_Consegna A_.
Trascrivi dal racconto sulla traslazione di San Callisto il tratto da "Capo XII. Atti" fino a "ottobre. Eccone l'estratto.".
_Consegna B_.
Rispondi a queste domande sul racconto della traslazione di San Callisto:
(i) Di quale città era vescovo Notingo?
(ii) Quale papa concesse a Notingo parte delle reliquie, e in quale anno governava la Chiesa?
(iii) Come si chiamava il monastero in cui le reliquie furono riposte per un certo tempo?
_Consegna C_.
Continua il racconto della traslazione delle reliquie di San Callisto dopo l'ultima frase.

_Testo dato_.
────────

Capo XII. Atti della traslazione dall'Italia a Cisonio: dal MS. di Giovanni Buzelino. V. Boll. 14 ottobre.



Se io volessi fare una compiuta raccolta dei fatti prodigiosi e delle grazie ottenute ad intercessione di S. Callisto, dovrei farne troppo grossi volumi. Mi limito solamente a riferirne alcuni, e questi li ricavo letteralmente dagli atti della traslazione di una parte del corpo del Santo da Roma a Cisonio. Questi atti ovvero questa relazione fu scritta da autore contemporaneo, e chi volesse consultare l'originale potrebbe leggerlo nei Bollandisti giorno 14 di ottobre. Eccone l'estratto.

«Molti secoli dopo il martirio di S. Callisto e de' suoi compagni, Notingo Vescovo di Brescia, città della Lombardia, spinto da divino amore andò a Roma, per ottenere dal Papa il corpo di qualche martire, e collocarlo in un monastero che stava preparando in un suo podere. L'uomo di Dio avendo esposto il suo desiderio a Papa {46 [118]} Sergio II che allora (847) governava la Santa Romana Chiesa, ottenne ciò che dimandava. Il Papa aperse il cimitero di S. Calipodio, dove sapeva esser sepolto S. Callisto, tolse e consegnò una parte delle venerande spoglie al Vescovo Notingo. Questo uomo di Dio, ripieno di gaudio partì da Roma. E perchè il luogo in cui voleva deporre le sante reliquie era soltanto terminato per metà, credette bene riporle qualche tempo nel monastero detto Cella d'oro, di cui egli era direttore spirituale, e dove il sacro coro de' monaci giorno e notte vegliavano in orazione. Ivi la santità di Callisto cominciò a risplendere con miracoli luminosissimi. Quando poi Notingo ebbe compiuto il monastero vennero dalle città vicine molti sacerdoti, diaconi e gran folla di popolo festeggiante per andare incontro ed ossequiare un tanto patrono. Elevando pertanto l'urna più in alto del luogo in cui giaceva, la portarono fino all'atrio della chiesa. Colà deposero il feretro delle venerande reliquie.

────────

_Dati registrati_.
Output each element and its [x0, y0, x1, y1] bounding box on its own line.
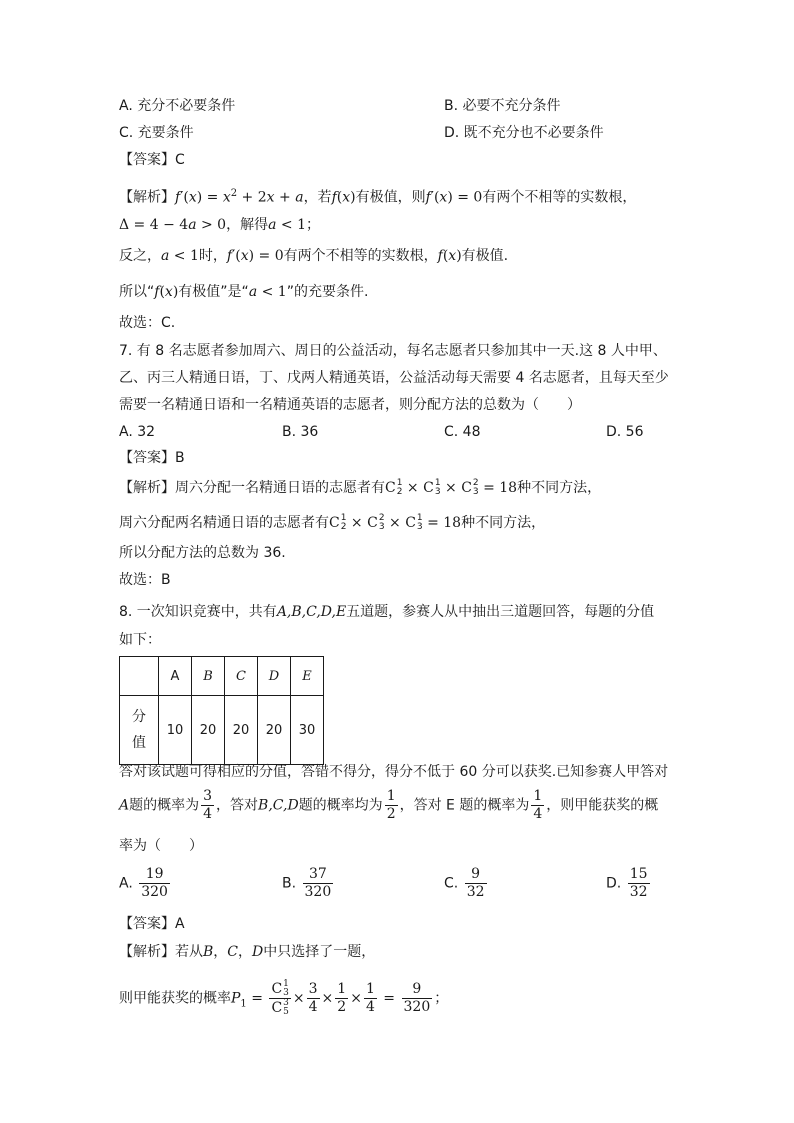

────────

_Risposta A_.
Capo XII. Atti della traslazione dall'Italia a Cisonio: dal MS. di Giovanni Buzelino. V. Boll. 14 ottobre.



Se io volessi fare una compiuta raccolta dei fatti prodigiosi e delle grazie ottenute ad intercessione di S. Callisto, dovrei farne troppo grossi volumi. Mi limito solamente a riferirne alcuni, e questi li ricavo letteralmente dagli atti della traslazione di una parte del corpo del Santo da Roma a Cisonio. Questi atti ovvero questa relazione fu scritta da autore contemporaneo, e chi volesse consultare l'originale potrebbe leggerlo nei Bollandisti giorno 14 di ottobre. Eccone l'estratto.

_Risposta B_.
(i) Brescia.
(ii) Sergio II, nell'847.
(iii) Cella d'oro.

_Risposta C_.
Ivi fu fatta orazione e impartita al popolo la benedizione; ma quando i sacerdoti presero il sacro deposito, in nessuna maniera poterono elevarlo da terra. Essendosi {47 [119]} a ciò impiegati altri e poi altri diaconi e sacerdoti per trasportarlo, lo Spirito Santo lo aggravò di tanto peso, che il corpo del servo di Dio rimase immobile. I portatori e tutta la circostante moltitudine di popolo erano pieni di stupore, e non sapevano che fare, quando un prete togliendo la cassa la riportò nella chiesa come se non ne avesse sentito verun peso, e la depose nel luogo di prima. Vedendo tutto il popolo il miracolo operatosi, temettero e glorificarono Iddio, che è mirabile ne' suoi santi, e misericordioso co' suoi servi.

In quel tempo il principe Everardo, di cui abbiamo parlato, avendo saputo quanto era avvenuto riguardo a S. Callisto, chiese al vescovo Notingo di avere e trasportare le reliquie di S. Callisto in un monastero che esso aveva bellamente costrutto in Cisonio, paese vicino alla città di Fornaco. Quell'uomo di Dio, avuto prima il consenso della Sede Romana, appagò il Duca nella sua domanda. Allora Everardo pieno di gaudio rese grazie a Dio, e preparata ogni cosa che pareva atta ad affare di tanta importanza, servendosi dei sacerdoti, diaconi, e di tutto il clero accompagnato dalla moltitudine dei fedeli, sollecitava il {48 [120]} trasporto di tali reliquie. Detta l'orazioni;, quando tutti ad una voce ebbero risposto: Amen: lo sollevarono come aggravati da nessun peso, e cantando inni e lodi, lo portarono di nuovo fino all'atrio della chiesa. Datasi colà la benedizione a coloro che dovevano portarlo, se ne partirono.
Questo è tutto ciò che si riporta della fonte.